Begin DATA ROWS

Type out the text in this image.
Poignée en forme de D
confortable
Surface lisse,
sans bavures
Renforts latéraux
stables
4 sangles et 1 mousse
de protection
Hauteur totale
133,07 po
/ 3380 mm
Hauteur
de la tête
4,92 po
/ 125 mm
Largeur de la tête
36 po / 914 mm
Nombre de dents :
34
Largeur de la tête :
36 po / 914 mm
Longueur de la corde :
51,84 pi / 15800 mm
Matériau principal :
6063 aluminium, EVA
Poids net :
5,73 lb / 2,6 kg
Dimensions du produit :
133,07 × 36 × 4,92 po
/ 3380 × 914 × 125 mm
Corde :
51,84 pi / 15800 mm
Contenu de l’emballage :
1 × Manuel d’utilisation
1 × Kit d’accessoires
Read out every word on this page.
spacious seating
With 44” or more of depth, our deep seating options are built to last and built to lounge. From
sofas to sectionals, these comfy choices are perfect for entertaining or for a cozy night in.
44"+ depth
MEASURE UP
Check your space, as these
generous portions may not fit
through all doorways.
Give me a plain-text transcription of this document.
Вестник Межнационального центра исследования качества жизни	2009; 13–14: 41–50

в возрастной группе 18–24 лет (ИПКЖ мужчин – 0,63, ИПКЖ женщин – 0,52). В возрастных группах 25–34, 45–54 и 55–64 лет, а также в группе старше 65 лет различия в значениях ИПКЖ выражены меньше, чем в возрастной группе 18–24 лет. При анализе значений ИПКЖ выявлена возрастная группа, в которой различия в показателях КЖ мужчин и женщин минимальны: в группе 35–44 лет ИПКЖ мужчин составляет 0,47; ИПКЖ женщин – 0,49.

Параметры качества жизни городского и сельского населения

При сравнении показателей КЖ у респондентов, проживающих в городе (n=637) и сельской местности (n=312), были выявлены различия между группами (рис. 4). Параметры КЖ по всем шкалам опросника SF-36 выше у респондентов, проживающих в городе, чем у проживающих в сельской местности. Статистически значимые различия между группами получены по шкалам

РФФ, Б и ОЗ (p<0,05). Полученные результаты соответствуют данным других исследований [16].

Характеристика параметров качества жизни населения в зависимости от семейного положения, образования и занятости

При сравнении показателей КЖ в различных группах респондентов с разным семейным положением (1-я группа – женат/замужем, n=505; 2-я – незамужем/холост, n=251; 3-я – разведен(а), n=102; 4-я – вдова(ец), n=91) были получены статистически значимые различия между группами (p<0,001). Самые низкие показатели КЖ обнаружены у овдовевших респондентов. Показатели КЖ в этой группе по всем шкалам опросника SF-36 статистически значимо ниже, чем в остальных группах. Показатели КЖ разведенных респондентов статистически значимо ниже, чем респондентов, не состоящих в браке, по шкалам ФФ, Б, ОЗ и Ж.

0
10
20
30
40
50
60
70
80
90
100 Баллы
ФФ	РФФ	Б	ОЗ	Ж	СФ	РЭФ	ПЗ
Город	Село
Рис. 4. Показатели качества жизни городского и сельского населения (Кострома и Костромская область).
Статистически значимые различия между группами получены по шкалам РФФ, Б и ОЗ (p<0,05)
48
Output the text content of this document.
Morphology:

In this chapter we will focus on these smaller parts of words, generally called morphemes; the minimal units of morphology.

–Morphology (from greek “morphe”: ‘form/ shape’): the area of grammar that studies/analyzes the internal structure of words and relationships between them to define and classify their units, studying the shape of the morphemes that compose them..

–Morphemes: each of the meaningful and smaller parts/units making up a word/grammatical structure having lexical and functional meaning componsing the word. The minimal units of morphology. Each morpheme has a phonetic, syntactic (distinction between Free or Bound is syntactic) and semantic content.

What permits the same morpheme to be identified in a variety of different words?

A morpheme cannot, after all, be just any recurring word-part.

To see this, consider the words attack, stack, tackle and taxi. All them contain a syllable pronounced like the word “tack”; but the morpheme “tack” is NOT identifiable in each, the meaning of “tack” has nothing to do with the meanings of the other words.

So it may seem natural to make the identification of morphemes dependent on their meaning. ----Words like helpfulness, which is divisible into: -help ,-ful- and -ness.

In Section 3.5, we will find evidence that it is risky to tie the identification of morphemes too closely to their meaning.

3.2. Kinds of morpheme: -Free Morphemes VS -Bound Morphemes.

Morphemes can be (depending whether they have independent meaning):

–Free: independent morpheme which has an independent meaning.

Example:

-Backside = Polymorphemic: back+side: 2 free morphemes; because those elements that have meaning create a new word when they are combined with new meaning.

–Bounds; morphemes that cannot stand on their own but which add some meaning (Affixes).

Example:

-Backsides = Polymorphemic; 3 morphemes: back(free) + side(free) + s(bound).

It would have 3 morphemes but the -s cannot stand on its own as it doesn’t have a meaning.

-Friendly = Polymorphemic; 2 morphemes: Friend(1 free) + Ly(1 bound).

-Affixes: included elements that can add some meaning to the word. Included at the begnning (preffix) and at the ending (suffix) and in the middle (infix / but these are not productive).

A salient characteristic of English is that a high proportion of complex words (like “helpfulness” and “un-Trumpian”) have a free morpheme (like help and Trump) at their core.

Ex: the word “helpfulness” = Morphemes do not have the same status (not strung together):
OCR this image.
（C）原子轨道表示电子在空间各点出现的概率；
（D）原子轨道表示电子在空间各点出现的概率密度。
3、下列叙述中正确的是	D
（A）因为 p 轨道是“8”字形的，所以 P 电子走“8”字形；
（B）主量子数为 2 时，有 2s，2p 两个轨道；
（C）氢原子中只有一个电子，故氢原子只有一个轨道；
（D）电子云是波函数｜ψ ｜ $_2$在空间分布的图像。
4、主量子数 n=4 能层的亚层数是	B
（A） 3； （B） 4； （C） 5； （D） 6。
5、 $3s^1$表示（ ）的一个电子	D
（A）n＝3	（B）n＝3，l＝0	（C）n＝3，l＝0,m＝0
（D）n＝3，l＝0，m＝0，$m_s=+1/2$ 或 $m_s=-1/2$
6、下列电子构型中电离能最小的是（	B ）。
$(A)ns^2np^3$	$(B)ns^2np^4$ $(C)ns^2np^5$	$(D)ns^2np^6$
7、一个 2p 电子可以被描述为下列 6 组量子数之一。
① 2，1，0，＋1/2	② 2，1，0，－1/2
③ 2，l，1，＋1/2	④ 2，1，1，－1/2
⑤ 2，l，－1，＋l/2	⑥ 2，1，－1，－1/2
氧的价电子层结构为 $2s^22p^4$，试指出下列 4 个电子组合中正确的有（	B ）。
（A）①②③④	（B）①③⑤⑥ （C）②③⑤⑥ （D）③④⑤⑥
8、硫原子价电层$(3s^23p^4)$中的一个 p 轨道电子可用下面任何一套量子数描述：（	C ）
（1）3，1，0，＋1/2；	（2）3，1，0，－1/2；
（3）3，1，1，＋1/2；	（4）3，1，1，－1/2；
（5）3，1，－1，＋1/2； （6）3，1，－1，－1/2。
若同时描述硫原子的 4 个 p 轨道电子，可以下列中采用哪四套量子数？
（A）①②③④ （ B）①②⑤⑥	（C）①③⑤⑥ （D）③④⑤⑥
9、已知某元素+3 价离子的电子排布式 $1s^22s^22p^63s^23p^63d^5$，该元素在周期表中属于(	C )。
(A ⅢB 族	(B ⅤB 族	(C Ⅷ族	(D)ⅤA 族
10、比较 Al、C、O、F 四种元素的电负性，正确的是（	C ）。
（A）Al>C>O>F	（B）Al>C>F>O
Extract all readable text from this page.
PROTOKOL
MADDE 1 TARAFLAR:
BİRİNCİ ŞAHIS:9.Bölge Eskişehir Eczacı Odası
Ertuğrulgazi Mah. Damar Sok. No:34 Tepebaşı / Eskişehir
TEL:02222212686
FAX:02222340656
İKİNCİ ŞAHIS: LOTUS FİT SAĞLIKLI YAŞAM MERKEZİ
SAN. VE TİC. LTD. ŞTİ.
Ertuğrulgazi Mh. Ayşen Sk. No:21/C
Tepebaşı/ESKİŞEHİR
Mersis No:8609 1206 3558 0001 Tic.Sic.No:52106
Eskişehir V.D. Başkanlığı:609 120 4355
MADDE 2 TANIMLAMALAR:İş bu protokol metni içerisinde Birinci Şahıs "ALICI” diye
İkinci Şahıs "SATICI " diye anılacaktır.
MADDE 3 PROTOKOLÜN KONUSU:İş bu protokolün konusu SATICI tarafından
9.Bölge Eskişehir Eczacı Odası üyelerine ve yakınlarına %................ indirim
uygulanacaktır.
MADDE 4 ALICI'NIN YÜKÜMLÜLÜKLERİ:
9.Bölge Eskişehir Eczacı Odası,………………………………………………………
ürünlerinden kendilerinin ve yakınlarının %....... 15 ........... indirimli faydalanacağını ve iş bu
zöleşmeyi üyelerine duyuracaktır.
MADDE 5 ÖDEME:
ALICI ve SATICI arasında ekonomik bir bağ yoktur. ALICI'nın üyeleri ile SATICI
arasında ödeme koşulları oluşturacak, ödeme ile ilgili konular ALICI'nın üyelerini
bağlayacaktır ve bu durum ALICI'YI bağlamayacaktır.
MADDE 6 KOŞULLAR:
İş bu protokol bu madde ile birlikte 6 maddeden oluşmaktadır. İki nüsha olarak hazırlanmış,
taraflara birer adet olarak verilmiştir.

End DATA ROWS

REQUIREMENT - Where a line holds "Показатели", copy it out.

SOLUTION FOR THIS TASK -
При сравнении показателей КЖ в различных группах респондентов с разным семейным положением (1-я группа – женат/замужем, n=505; 2-я – незамужем/холост, n=251; 3-я – разведен(а), n=102; 4-я – вдова(ец), n=91) были получены статистически значимые различия между группами (p<0,001). Самые низкие показатели КЖ обнаружены у овдовевших респондентов. Показатели КЖ в этой группе по всем шкалам опросника SF-36 статистически значимо ниже, чем в остальных группах. Показатели КЖ разведенных респондентов статистически значимо ниже, чем респондентов, не состоящих в браке, по шкалам ФФ, Б, ОЗ и Ж.
Рис. 4. Показатели качества жизни городского и сельского населения (Кострома и Костромская область).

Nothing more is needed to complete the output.